-- RECORDS SUPPLIED follows --

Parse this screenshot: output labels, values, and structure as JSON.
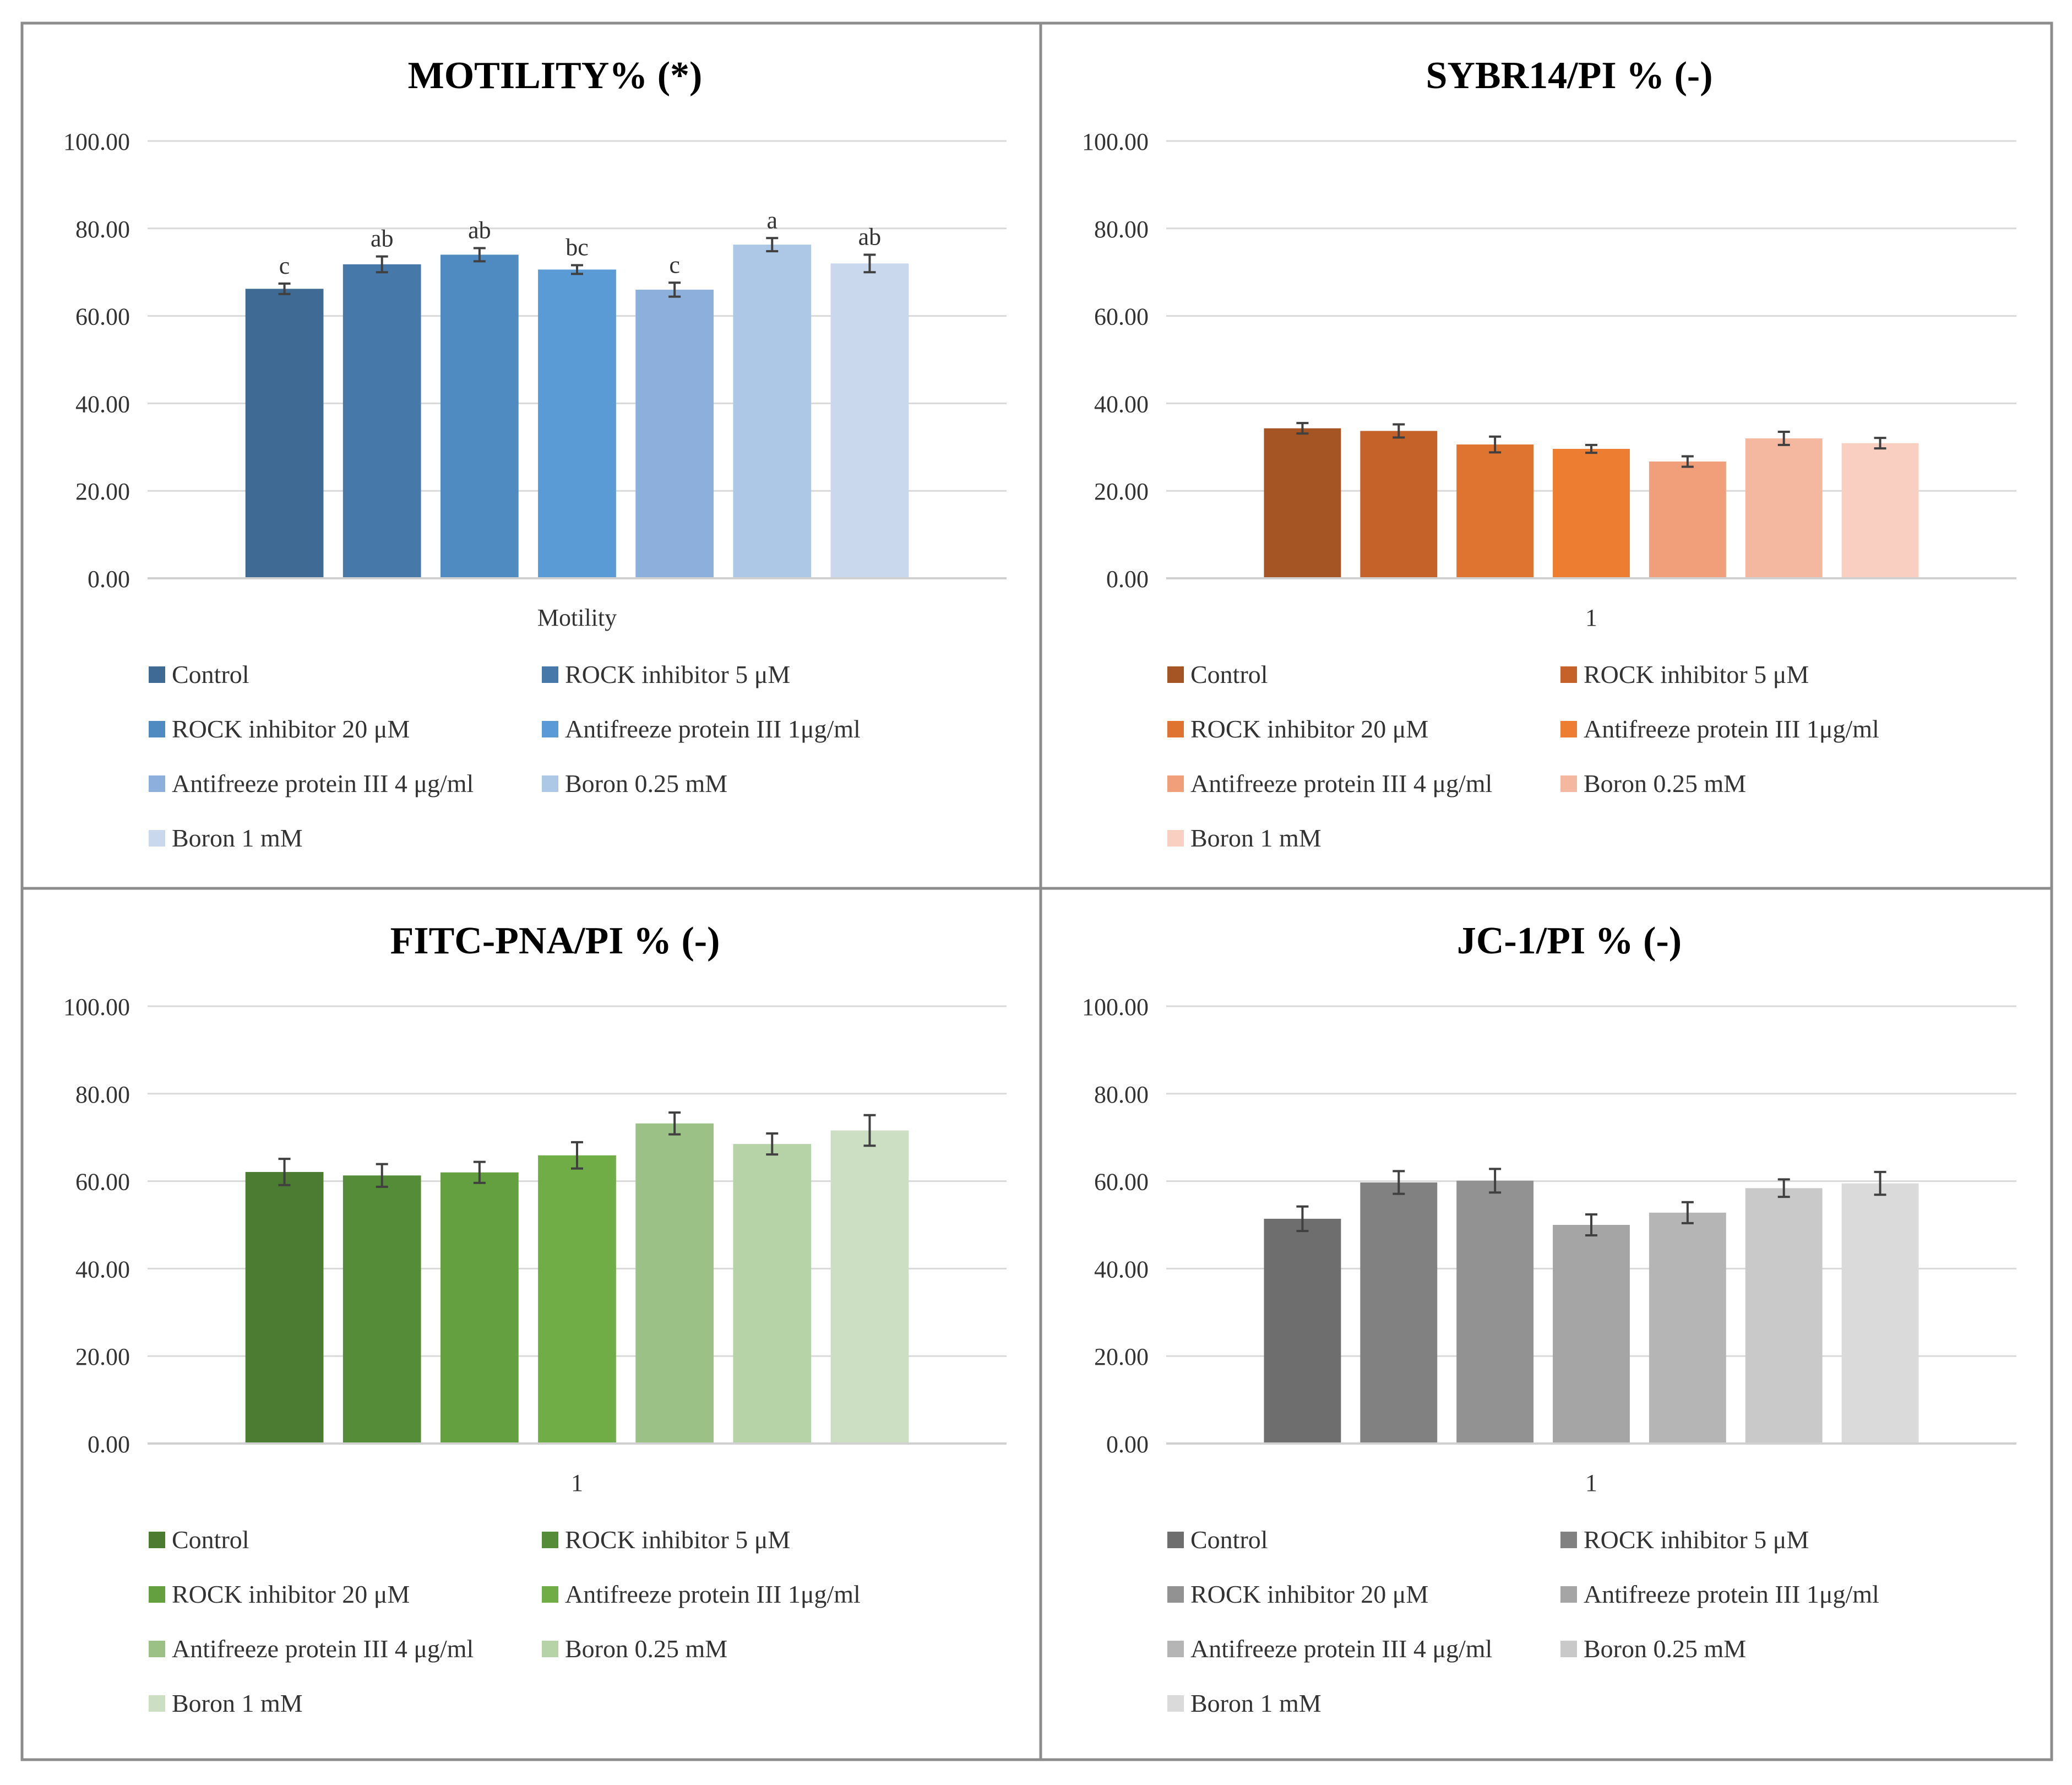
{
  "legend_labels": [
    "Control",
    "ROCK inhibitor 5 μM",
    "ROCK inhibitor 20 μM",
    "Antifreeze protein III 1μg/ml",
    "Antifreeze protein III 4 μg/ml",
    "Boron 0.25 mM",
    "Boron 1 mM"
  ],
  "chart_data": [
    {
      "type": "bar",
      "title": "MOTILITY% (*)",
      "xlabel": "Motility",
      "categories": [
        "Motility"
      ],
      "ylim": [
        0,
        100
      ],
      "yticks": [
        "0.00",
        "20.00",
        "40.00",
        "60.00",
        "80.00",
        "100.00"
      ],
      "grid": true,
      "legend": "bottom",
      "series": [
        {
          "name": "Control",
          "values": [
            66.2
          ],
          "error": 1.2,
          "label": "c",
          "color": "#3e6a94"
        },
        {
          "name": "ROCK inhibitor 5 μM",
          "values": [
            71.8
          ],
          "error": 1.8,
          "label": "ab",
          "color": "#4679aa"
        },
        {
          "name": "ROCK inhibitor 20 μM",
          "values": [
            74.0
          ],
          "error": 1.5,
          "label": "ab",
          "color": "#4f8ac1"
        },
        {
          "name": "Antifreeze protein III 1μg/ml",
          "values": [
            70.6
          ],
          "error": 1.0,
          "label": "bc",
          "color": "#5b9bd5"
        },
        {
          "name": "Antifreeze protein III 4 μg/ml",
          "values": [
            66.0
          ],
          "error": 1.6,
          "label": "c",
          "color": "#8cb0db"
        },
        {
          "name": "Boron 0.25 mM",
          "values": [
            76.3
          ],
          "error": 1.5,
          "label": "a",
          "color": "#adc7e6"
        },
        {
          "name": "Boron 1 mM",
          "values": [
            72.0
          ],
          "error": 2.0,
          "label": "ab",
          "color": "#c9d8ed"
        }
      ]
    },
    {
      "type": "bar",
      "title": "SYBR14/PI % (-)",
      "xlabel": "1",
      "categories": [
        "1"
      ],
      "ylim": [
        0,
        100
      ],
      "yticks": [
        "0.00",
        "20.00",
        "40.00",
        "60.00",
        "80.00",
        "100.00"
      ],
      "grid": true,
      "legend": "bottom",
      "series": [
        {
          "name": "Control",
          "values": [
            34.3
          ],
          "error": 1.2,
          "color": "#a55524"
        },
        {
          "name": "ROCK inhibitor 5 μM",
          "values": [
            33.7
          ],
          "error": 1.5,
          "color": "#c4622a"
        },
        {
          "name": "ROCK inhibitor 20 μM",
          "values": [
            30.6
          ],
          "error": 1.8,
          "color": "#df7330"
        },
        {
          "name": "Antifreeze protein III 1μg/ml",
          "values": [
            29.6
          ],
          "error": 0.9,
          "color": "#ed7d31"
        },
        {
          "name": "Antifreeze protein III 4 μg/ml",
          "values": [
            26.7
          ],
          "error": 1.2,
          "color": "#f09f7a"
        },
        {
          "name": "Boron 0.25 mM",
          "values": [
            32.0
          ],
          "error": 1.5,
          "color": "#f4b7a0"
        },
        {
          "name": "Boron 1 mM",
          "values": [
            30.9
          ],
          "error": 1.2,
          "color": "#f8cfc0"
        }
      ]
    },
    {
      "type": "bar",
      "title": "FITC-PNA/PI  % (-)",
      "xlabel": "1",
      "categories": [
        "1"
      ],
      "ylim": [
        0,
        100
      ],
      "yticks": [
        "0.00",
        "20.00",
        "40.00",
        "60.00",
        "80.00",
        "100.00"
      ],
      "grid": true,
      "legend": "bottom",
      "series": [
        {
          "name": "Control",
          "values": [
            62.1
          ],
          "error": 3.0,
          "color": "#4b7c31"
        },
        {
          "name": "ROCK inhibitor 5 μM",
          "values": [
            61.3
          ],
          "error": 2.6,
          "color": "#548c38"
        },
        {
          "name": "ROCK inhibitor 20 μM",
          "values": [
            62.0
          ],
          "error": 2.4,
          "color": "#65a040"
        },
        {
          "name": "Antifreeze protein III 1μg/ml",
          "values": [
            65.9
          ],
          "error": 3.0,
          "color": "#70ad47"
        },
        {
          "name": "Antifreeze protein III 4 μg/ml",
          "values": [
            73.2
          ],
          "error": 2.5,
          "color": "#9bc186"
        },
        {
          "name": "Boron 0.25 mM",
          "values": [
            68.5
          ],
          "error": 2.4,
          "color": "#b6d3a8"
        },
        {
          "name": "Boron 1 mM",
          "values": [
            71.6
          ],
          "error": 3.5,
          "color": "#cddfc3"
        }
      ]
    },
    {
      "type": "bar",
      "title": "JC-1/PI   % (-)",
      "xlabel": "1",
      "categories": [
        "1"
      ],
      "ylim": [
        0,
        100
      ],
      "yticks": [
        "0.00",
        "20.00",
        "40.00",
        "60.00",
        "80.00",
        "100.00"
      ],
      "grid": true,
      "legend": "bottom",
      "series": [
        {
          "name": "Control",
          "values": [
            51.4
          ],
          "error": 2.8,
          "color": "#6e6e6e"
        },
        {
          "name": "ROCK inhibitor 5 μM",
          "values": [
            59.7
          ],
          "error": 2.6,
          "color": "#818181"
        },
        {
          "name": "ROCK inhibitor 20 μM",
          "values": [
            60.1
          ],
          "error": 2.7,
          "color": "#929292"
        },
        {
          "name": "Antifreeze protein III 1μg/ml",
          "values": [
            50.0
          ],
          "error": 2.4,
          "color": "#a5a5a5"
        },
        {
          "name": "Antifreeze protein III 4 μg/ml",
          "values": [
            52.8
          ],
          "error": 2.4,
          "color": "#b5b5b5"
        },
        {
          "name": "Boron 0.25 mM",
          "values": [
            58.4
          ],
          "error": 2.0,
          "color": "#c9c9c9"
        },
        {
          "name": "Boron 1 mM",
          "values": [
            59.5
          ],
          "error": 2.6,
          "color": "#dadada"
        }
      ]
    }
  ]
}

-- RECORDS SUPPLIED concluded --

REQUIRED ACTION: Each entry above should be copied word for word, with the images omitted.

ANSWER BELOW:
Parse this screenshot: output labels, values, and structure as JSON.
{
  "legend_labels": [
    "Control",
    "ROCK inhibitor 5 μM",
    "ROCK inhibitor 20 μM",
    "Antifreeze protein III 1μg/ml",
    "Antifreeze protein III 4 μg/ml",
    "Boron 0.25 mM",
    "Boron 1 mM"
  ],
  "chart_data": [
    {
      "type": "bar",
      "title": "MOTILITY% (*)",
      "xlabel": "Motility",
      "categories": [
        "Motility"
      ],
      "ylim": [
        0,
        100
      ],
      "yticks": [
        "0.00",
        "20.00",
        "40.00",
        "60.00",
        "80.00",
        "100.00"
      ],
      "grid": true,
      "legend": "bottom",
      "series": [
        {
          "name": "Control",
          "values": [
            66.2
          ],
          "error": 1.2,
          "label": "c",
          "color": "#3e6a94"
        },
        {
          "name": "ROCK inhibitor 5 μM",
          "values": [
            71.8
          ],
          "error": 1.8,
          "label": "ab",
          "color": "#4679aa"
        },
        {
          "name": "ROCK inhibitor 20 μM",
          "values": [
            74.0
          ],
          "error": 1.5,
          "label": "ab",
          "color": "#4f8ac1"
        },
        {
          "name": "Antifreeze protein III 1μg/ml",
          "values": [
            70.6
          ],
          "error": 1.0,
          "label": "bc",
          "color": "#5b9bd5"
        },
        {
          "name": "Antifreeze protein III 4 μg/ml",
          "values": [
            66.0
          ],
          "error": 1.6,
          "label": "c",
          "color": "#8cb0db"
        },
        {
          "name": "Boron 0.25 mM",
          "values": [
            76.3
          ],
          "error": 1.5,
          "label": "a",
          "color": "#adc7e6"
        },
        {
          "name": "Boron 1 mM",
          "values": [
            72.0
          ],
          "error": 2.0,
          "label": "ab",
          "color": "#c9d8ed"
        }
      ]
    },
    {
      "type": "bar",
      "title": "SYBR14/PI % (-)",
      "xlabel": "1",
      "categories": [
        "1"
      ],
      "ylim": [
        0,
        100
      ],
      "yticks": [
        "0.00",
        "20.00",
        "40.00",
        "60.00",
        "80.00",
        "100.00"
      ],
      "grid": true,
      "legend": "bottom",
      "series": [
        {
          "name": "Control",
          "values": [
            34.3
          ],
          "error": 1.2,
          "color": "#a55524"
        },
        {
          "name": "ROCK inhibitor 5 μM",
          "values": [
            33.7
          ],
          "error": 1.5,
          "color": "#c4622a"
        },
        {
          "name": "ROCK inhibitor 20 μM",
          "values": [
            30.6
          ],
          "error": 1.8,
          "color": "#df7330"
        },
        {
          "name": "Antifreeze protein III 1μg/ml",
          "values": [
            29.6
          ],
          "error": 0.9,
          "color": "#ed7d31"
        },
        {
          "name": "Antifreeze protein III 4 μg/ml",
          "values": [
            26.7
          ],
          "error": 1.2,
          "color": "#f09f7a"
        },
        {
          "name": "Boron 0.25 mM",
          "values": [
            32.0
          ],
          "error": 1.5,
          "color": "#f4b7a0"
        },
        {
          "name": "Boron 1 mM",
          "values": [
            30.9
          ],
          "error": 1.2,
          "color": "#f8cfc0"
        }
      ]
    },
    {
      "type": "bar",
      "title": "FITC-PNA/PI  % (-)",
      "xlabel": "1",
      "categories": [
        "1"
      ],
      "ylim": [
        0,
        100
      ],
      "yticks": [
        "0.00",
        "20.00",
        "40.00",
        "60.00",
        "80.00",
        "100.00"
      ],
      "grid": true,
      "legend": "bottom",
      "series": [
        {
          "name": "Control",
          "values": [
            62.1
          ],
          "error": 3.0,
          "color": "#4b7c31"
        },
        {
          "name": "ROCK inhibitor 5 μM",
          "values": [
            61.3
          ],
          "error": 2.6,
          "color": "#548c38"
        },
        {
          "name": "ROCK inhibitor 20 μM",
          "values": [
            62.0
          ],
          "error": 2.4,
          "color": "#65a040"
        },
        {
          "name": "Antifreeze protein III 1μg/ml",
          "values": [
            65.9
          ],
          "error": 3.0,
          "color": "#70ad47"
        },
        {
          "name": "Antifreeze protein III 4 μg/ml",
          "values": [
            73.2
          ],
          "error": 2.5,
          "color": "#9bc186"
        },
        {
          "name": "Boron 0.25 mM",
          "values": [
            68.5
          ],
          "error": 2.4,
          "color": "#b6d3a8"
        },
        {
          "name": "Boron 1 mM",
          "values": [
            71.6
          ],
          "error": 3.5,
          "color": "#cddfc3"
        }
      ]
    },
    {
      "type": "bar",
      "title": "JC-1/PI   % (-)",
      "xlabel": "1",
      "categories": [
        "1"
      ],
      "ylim": [
        0,
        100
      ],
      "yticks": [
        "0.00",
        "20.00",
        "40.00",
        "60.00",
        "80.00",
        "100.00"
      ],
      "grid": true,
      "legend": "bottom",
      "series": [
        {
          "name": "Control",
          "values": [
            51.4
          ],
          "error": 2.8,
          "color": "#6e6e6e"
        },
        {
          "name": "ROCK inhibitor 5 μM",
          "values": [
            59.7
          ],
          "error": 2.6,
          "color": "#818181"
        },
        {
          "name": "ROCK inhibitor 20 μM",
          "values": [
            60.1
          ],
          "error": 2.7,
          "color": "#929292"
        },
        {
          "name": "Antifreeze protein III 1μg/ml",
          "values": [
            50.0
          ],
          "error": 2.4,
          "color": "#a5a5a5"
        },
        {
          "name": "Antifreeze protein III 4 μg/ml",
          "values": [
            52.8
          ],
          "error": 2.4,
          "color": "#b5b5b5"
        },
        {
          "name": "Boron 0.25 mM",
          "values": [
            58.4
          ],
          "error": 2.0,
          "color": "#c9c9c9"
        },
        {
          "name": "Boron 1 mM",
          "values": [
            59.5
          ],
          "error": 2.6,
          "color": "#dadada"
        }
      ]
    }
  ]
}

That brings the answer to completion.